• [Do this]
Pull out every line from the listing that has the word "созданное".

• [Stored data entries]
===
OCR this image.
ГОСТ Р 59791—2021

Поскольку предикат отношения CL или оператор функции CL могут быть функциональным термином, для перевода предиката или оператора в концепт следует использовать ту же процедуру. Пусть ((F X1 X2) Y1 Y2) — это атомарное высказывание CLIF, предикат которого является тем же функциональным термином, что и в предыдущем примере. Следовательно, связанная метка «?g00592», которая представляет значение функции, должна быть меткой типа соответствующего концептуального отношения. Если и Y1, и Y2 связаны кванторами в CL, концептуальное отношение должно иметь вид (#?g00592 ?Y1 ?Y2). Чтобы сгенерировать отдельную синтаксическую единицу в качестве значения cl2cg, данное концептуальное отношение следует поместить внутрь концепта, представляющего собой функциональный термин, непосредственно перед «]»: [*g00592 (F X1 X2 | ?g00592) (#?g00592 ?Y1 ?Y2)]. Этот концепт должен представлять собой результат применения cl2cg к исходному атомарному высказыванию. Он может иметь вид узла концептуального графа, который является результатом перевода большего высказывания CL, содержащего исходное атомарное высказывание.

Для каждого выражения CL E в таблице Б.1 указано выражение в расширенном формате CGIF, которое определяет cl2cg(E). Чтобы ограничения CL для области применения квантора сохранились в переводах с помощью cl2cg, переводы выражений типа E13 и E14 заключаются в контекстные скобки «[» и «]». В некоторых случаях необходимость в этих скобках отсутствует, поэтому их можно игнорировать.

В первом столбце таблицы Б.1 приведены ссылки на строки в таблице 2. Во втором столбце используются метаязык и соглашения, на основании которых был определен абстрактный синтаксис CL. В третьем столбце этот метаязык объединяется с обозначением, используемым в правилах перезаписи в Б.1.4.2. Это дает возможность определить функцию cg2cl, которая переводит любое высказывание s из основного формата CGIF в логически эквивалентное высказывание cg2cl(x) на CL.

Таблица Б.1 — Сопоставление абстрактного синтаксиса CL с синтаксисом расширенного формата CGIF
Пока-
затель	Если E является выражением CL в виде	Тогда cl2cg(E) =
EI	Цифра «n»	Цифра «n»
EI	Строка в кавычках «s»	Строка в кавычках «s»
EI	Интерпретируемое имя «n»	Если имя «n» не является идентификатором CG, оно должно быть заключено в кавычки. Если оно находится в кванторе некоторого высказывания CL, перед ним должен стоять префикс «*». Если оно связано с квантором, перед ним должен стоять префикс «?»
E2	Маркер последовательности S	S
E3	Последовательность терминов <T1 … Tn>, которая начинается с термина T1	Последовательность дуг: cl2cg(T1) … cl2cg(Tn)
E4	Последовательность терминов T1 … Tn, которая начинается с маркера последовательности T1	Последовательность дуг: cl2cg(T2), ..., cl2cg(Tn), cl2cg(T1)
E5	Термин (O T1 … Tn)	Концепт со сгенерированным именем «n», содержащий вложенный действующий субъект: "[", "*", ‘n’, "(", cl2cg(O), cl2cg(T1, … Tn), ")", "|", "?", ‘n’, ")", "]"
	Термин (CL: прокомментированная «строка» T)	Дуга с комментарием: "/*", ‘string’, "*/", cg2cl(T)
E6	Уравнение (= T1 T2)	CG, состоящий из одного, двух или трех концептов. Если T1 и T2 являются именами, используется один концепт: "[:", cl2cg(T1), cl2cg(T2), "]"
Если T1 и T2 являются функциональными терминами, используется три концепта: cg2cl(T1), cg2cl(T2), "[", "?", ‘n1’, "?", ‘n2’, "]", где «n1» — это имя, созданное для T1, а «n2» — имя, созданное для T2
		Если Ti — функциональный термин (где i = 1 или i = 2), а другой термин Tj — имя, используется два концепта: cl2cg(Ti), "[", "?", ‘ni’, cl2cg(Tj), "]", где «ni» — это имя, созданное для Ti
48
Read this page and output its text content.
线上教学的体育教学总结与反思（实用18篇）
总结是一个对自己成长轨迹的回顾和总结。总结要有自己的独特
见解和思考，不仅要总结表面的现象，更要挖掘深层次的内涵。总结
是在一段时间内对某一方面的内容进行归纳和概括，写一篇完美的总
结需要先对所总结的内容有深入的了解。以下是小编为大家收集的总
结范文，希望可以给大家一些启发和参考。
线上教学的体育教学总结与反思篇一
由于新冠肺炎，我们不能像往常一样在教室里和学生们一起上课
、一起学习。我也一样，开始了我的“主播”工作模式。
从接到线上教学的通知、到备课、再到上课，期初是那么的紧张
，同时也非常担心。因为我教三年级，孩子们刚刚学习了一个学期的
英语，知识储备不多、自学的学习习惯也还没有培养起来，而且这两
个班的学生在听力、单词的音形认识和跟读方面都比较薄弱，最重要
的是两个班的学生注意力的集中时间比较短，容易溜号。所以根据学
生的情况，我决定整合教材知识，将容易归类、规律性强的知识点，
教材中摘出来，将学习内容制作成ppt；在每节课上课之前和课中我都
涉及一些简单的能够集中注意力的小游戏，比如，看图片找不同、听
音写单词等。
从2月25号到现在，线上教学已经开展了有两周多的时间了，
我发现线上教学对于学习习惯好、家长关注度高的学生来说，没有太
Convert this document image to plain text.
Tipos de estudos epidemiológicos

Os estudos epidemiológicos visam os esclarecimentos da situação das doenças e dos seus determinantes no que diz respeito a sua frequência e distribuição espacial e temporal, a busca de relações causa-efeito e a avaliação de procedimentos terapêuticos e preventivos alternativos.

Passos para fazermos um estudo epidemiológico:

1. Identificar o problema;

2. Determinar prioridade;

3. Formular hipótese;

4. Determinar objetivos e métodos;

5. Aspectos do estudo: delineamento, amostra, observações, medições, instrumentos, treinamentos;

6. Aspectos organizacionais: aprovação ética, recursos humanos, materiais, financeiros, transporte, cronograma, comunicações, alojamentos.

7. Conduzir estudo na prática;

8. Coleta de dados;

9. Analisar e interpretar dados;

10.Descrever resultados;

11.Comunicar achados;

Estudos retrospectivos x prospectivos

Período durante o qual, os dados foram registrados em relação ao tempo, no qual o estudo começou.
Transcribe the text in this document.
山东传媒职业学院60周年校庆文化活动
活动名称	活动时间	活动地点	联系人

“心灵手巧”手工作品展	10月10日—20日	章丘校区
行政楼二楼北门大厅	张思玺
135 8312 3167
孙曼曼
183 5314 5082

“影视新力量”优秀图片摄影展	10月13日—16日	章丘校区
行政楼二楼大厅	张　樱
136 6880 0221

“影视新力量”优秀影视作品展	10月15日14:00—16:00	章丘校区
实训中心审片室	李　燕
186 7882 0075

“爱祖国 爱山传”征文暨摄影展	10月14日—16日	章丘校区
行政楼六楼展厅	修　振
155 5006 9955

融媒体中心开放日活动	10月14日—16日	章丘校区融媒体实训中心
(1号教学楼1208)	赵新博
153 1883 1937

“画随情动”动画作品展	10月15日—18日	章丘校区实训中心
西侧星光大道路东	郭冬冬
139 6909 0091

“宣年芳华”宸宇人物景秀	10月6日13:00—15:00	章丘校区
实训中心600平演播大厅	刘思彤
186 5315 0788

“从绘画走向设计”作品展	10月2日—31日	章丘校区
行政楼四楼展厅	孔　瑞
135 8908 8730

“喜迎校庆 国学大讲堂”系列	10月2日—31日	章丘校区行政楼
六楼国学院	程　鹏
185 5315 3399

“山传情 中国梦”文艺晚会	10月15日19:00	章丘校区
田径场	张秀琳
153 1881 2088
===
• [Response]
Если T1 и T2 являются функциональными терминами, используется три концепта: cg2cl(T1), cg2cl(T2), "[", "?", ‘n1’, "?", ‘n2’, "]", где «n1» — это имя, созданное для T1, а «n2» — имя, созданное для T2
		Если Ti — функциональный термин (где i = 1 или i = 2), а другой термин Tj — имя, используется два концепта: cl2cg(Ti), "[", "?", ‘ni’, cl2cg(Tj), "]", где «ni» — это имя, созданное для Ti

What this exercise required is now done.